Problem:
Below you will find a set of lines. Repeat them all exactly.

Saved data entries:
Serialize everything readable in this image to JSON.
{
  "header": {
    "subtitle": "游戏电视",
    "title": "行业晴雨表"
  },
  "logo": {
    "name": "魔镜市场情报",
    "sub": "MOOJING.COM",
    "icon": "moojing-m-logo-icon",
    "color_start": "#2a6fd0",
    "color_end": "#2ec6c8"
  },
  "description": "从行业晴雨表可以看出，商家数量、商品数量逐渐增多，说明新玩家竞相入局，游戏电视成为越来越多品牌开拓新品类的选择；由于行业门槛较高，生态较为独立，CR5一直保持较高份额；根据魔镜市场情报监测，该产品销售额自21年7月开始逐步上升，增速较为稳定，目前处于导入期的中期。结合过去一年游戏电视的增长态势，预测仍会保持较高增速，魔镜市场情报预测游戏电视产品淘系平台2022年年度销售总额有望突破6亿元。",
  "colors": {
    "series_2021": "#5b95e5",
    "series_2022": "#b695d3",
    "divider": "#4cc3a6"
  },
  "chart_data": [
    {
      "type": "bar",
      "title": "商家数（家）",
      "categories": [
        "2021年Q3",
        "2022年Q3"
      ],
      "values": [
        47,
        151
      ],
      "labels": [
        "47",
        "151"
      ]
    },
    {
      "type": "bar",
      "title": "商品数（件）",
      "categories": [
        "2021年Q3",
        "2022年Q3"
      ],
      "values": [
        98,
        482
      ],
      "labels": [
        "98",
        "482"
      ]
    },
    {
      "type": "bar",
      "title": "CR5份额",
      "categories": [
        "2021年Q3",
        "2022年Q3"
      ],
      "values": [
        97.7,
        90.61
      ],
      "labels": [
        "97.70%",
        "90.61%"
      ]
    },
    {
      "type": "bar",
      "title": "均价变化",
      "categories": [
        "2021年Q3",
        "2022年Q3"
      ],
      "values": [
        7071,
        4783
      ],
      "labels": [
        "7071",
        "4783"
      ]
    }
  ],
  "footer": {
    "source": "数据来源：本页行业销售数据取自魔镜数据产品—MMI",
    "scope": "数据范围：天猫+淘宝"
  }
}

The completed task:
Serialize everything readable in this image to JSON.
{
  "header": {
    "subtitle": "游戏电视",
    "title": "行业晴雨表"
  },
  "logo": {
    "name": "魔镜市场情报",
    "sub": "MOOJING.COM",
    "icon": "moojing-m-logo-icon",
    "color_start": "#2a6fd0",
    "color_end": "#2ec6c8"
  },
  "description": "从行业晴雨表可以看出，商家数量、商品数量逐渐增多，说明新玩家竞相入局，游戏电视成为越来越多品牌开拓新品类的选择；由于行业门槛较高，生态较为独立，CR5一直保持较高份额；根据魔镜市场情报监测，该产品销售额自21年7月开始逐步上升，增速较为稳定，目前处于导入期的中期。结合过去一年游戏电视的增长态势，预测仍会保持较高增速，魔镜市场情报预测游戏电视产品淘系平台2022年年度销售总额有望突破6亿元。",
  "colors": {
    "series_2021": "#5b95e5",
    "series_2022": "#b695d3",
    "divider": "#4cc3a6"
  },
  "chart_data": [
    {
      "type": "bar",
      "title": "商家数（家）",
      "categories": [
        "2021年Q3",
        "2022年Q3"
      ],
      "values": [
        47,
        151
      ],
      "labels": [
        "47",
        "151"
      ]
    },
    {
      "type": "bar",
      "title": "商品数（件）",
      "categories": [
        "2021年Q3",
        "2022年Q3"
      ],
      "values": [
        98,
        482
      ],
      "labels": [
        "98",
        "482"
      ]
    },
    {
      "type": "bar",
      "title": "CR5份额",
      "categories": [
        "2021年Q3",
        "2022年Q3"
      ],
      "values": [
        97.7,
        90.61
      ],
      "labels": [
        "97.70%",
        "90.61%"
      ]
    },
    {
      "type": "bar",
      "title": "均价变化",
      "categories": [
        "2021年Q3",
        "2022年Q3"
      ],
      "values": [
        7071,
        4783
      ],
      "labels": [
        "7071",
        "4783"
      ]
    }
  ],
  "footer": {
    "source": "数据来源：本页行业销售数据取自魔镜数据产品—MMI",
    "scope": "数据范围：天猫+淘宝"
  }
}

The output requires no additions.